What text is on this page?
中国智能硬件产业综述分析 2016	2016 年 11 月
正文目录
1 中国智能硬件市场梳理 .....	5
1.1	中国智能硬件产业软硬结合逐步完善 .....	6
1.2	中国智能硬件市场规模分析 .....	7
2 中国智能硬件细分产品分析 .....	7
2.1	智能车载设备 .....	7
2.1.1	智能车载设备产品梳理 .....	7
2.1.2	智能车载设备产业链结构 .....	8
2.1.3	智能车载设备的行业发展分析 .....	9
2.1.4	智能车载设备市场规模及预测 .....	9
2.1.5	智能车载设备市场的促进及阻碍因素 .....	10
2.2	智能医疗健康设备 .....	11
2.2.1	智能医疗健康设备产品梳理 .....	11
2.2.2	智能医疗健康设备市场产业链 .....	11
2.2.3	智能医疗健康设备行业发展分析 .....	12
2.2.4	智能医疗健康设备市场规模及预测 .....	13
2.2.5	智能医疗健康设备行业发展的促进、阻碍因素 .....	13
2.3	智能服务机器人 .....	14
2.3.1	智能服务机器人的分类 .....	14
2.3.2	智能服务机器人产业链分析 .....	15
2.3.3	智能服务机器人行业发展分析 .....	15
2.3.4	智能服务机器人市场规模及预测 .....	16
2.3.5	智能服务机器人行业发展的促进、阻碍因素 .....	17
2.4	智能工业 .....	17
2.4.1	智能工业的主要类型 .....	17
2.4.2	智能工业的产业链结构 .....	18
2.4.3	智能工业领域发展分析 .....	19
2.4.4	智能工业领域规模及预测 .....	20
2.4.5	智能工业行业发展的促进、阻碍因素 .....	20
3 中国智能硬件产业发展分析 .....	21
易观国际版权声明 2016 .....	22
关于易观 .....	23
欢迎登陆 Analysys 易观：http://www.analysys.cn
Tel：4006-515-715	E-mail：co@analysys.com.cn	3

- _What you are asked to do_:
The word "analysys" may appear on some lines of these records; state how many such lines there are, and nothing else.

- _The completed task_:
2